* _Given data_
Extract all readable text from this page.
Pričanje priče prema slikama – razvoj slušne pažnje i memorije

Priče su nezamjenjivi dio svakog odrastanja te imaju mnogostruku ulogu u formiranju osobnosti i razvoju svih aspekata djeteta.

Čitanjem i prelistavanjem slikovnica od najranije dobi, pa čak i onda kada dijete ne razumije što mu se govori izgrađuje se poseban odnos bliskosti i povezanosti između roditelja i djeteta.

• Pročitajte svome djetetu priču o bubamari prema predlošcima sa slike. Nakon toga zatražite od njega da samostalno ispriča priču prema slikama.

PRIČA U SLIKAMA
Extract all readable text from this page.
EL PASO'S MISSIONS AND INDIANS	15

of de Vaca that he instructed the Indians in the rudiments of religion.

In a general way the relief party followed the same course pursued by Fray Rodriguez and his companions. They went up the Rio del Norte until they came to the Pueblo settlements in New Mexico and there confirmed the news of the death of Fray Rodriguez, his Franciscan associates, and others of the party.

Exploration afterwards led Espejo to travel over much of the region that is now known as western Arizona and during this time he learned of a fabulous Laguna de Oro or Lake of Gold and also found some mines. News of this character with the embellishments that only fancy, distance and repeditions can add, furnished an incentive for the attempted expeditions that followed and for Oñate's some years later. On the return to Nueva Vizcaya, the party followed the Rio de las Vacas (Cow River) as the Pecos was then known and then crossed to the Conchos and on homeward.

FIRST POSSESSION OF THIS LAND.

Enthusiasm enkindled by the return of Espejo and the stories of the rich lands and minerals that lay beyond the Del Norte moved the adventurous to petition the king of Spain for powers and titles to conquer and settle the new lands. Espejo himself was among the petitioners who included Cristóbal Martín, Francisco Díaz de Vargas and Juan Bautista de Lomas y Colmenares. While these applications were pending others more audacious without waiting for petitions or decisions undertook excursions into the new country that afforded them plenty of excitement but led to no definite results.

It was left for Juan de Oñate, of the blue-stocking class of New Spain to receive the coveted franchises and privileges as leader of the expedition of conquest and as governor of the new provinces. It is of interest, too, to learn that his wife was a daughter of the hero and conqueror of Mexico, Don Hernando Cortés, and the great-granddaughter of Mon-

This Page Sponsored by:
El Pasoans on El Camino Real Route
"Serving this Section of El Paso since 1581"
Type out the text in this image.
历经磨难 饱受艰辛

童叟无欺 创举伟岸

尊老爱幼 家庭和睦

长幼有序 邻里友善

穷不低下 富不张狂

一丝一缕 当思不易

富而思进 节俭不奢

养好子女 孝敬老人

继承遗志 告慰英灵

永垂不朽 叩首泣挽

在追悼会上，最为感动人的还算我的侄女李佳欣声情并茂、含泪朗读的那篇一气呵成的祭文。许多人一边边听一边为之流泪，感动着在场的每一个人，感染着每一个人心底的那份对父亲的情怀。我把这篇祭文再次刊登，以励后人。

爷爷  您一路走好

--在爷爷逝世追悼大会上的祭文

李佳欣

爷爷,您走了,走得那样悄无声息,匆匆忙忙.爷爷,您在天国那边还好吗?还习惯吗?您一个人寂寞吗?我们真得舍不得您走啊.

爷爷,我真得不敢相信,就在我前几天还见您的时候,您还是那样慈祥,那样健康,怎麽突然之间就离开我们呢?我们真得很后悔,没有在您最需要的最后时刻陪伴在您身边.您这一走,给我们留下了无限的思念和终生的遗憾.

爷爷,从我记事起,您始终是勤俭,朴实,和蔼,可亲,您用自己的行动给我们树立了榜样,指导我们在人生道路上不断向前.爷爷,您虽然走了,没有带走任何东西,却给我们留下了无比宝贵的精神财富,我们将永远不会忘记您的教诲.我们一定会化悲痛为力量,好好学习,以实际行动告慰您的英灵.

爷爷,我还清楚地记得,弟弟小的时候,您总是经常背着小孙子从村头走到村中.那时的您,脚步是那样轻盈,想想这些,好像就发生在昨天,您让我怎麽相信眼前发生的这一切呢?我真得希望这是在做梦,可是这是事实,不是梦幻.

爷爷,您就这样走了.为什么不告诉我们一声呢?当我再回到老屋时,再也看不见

* _Short problem_
Give only the number of lines in the data that include the string "djeteta".

* _Written answer_
2